EXERCISE: Transcribe the material below exactly as it appears.

MATERIAL FOR THE TASK:

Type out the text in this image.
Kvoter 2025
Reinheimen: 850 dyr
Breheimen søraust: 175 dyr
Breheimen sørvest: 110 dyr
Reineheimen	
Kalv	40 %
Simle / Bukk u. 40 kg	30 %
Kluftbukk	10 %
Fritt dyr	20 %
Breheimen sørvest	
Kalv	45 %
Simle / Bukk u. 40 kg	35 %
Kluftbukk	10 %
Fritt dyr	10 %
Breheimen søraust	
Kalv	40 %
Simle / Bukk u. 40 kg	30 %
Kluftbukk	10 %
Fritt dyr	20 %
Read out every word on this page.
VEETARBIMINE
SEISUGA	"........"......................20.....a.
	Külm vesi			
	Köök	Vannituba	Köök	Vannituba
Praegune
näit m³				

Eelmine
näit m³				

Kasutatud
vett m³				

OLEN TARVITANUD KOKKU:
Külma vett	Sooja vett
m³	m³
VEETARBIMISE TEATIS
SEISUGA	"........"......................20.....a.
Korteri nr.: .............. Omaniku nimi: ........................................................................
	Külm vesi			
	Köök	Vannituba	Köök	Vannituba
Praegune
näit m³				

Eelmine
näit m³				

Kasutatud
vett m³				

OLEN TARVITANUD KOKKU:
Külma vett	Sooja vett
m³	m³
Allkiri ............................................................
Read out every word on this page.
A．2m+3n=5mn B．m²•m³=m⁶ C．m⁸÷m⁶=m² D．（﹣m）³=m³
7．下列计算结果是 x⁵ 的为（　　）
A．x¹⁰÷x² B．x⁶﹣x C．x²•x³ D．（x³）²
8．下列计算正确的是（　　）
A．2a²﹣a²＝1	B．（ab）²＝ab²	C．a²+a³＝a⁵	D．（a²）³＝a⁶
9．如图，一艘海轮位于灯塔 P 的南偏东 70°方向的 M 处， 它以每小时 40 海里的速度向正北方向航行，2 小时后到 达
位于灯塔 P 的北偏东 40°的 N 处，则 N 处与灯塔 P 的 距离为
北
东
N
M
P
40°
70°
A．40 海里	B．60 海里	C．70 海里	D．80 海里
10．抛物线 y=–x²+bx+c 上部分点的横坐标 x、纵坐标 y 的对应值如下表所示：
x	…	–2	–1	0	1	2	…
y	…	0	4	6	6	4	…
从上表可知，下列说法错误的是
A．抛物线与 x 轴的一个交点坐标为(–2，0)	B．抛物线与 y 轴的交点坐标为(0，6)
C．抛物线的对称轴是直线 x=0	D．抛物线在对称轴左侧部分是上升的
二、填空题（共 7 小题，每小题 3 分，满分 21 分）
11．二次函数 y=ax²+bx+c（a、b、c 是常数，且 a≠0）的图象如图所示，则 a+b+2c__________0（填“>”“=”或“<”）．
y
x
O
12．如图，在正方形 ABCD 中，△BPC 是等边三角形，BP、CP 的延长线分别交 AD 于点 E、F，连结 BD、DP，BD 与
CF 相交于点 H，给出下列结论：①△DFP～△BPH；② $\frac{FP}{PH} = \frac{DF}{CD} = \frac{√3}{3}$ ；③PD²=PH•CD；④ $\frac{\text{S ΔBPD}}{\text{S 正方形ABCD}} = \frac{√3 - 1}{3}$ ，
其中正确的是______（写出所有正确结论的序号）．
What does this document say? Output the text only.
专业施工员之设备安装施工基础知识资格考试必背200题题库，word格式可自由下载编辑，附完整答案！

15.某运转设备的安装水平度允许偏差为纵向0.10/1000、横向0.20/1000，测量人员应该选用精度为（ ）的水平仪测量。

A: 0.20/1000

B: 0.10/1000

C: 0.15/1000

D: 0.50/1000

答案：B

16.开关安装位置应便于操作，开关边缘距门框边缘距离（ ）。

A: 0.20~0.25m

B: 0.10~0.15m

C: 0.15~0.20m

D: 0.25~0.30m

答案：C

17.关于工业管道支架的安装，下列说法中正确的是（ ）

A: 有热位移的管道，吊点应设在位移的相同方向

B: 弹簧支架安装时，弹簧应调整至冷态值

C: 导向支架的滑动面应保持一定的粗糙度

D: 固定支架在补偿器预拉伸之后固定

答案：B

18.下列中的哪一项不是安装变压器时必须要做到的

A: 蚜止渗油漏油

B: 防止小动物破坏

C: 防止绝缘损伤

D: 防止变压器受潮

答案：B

EXERCISE OUTPUT:
Type out the text in this image.
Kvoter 2025
Reinheimen: 850 dyr
Breheimen søraust: 175 dyr
Breheimen sørvest: 110 dyr
Reineheimen	
Kalv	40 %
Simle / Bukk u. 40 kg	30 %
Kluftbukk	10 %
Fritt dyr	20 %
Breheimen sørvest	
Kalv	45 %
Simle / Bukk u. 40 kg	35 %
Kluftbukk	10 %
Fritt dyr	10 %
Breheimen søraust	
Kalv	40 %
Simle / Bukk u. 40 kg	30 %
Kluftbukk	10 %
Fritt dyr	20 %
Read out every word on this page.
VEETARBIMINE
SEISUGA	"........"......................20.....a.
	Külm vesi			
	Köök	Vannituba	Köök	Vannituba
Praegune
näit m³				

Eelmine
näit m³				

Kasutatud
vett m³				

OLEN TARVITANUD KOKKU:
Külma vett	Sooja vett
m³	m³
VEETARBIMISE TEATIS
SEISUGA	"........"......................20.....a.
Korteri nr.: .............. Omaniku nimi: ........................................................................
	Külm vesi			
	Köök	Vannituba	Köök	Vannituba
Praegune
näit m³				

Eelmine
näit m³				

Kasutatud
vett m³				

OLEN TARVITANUD KOKKU:
Külma vett	Sooja vett
m³	m³
Allkiri ............................................................
Read out every word on this page.
A．2m+3n=5mn B．m²•m³=m⁶ C．m⁸÷m⁶=m² D．（﹣m）³=m³
7．下列计算结果是 x⁵ 的为（　　）
A．x¹⁰÷x² B．x⁶﹣x C．x²•x³ D．（x³）²
8．下列计算正确的是（　　）
A．2a²﹣a²＝1	B．（ab）²＝ab²	C．a²+a³＝a⁵	D．（a²）³＝a⁶
9．如图，一艘海轮位于灯塔 P 的南偏东 70°方向的 M 处， 它以每小时 40 海里的速度向正北方向航行，2 小时后到 达
位于灯塔 P 的北偏东 40°的 N 处，则 N 处与灯塔 P 的 距离为
北
东
N
M
P
40°
70°
A．40 海里	B．60 海里	C．70 海里	D．80 海里
10．抛物线 y=–x²+bx+c 上部分点的横坐标 x、纵坐标 y 的对应值如下表所示：
x	…	–2	–1	0	1	2	…
y	…	0	4	6	6	4	…
从上表可知，下列说法错误的是
A．抛物线与 x 轴的一个交点坐标为(–2，0)	B．抛物线与 y 轴的交点坐标为(0，6)
C．抛物线的对称轴是直线 x=0	D．抛物线在对称轴左侧部分是上升的
二、填空题（共 7 小题，每小题 3 分，满分 21 分）
11．二次函数 y=ax²+bx+c（a、b、c 是常数，且 a≠0）的图象如图所示，则 a+b+2c__________0（填“>”“=”或“<”）．
y
x
O
12．如图，在正方形 ABCD 中，△BPC 是等边三角形，BP、CP 的延长线分别交 AD 于点 E、F，连结 BD、DP，BD 与
CF 相交于点 H，给出下列结论：①△DFP～△BPH；② $\frac{FP}{PH} = \frac{DF}{CD} = \frac{√3}{3}$ ；③PD²=PH•CD；④ $\frac{\text{S ΔBPD}}{\text{S 正方形ABCD}} = \frac{√3 - 1}{3}$ ，
其中正确的是______（写出所有正确结论的序号）．
What does this document say? Output the text only.
专业施工员之设备安装施工基础知识资格考试必背200题题库，word格式可自由下载编辑，附完整答案！

15.某运转设备的安装水平度允许偏差为纵向0.10/1000、横向0.20/1000，测量人员应该选用精度为（ ）的水平仪测量。

A: 0.20/1000

B: 0.10/1000

C: 0.15/1000

D: 0.50/1000

答案：B

16.开关安装位置应便于操作，开关边缘距门框边缘距离（ ）。

A: 0.20~0.25m

B: 0.10~0.15m

C: 0.15~0.20m

D: 0.25~0.30m

答案：C

17.关于工业管道支架的安装，下列说法中正确的是（ ）

A: 有热位移的管道，吊点应设在位移的相同方向

B: 弹簧支架安装时，弹簧应调整至冷态值

C: 导向支架的滑动面应保持一定的粗糙度

D: 固定支架在补偿器预拉伸之后固定

答案：B

18.下列中的哪一项不是安装变压器时必须要做到的

A: 蚜止渗油漏油

B: 防止小动物破坏

C: 防止绝缘损伤

D: 防止变压器受潮

答案：B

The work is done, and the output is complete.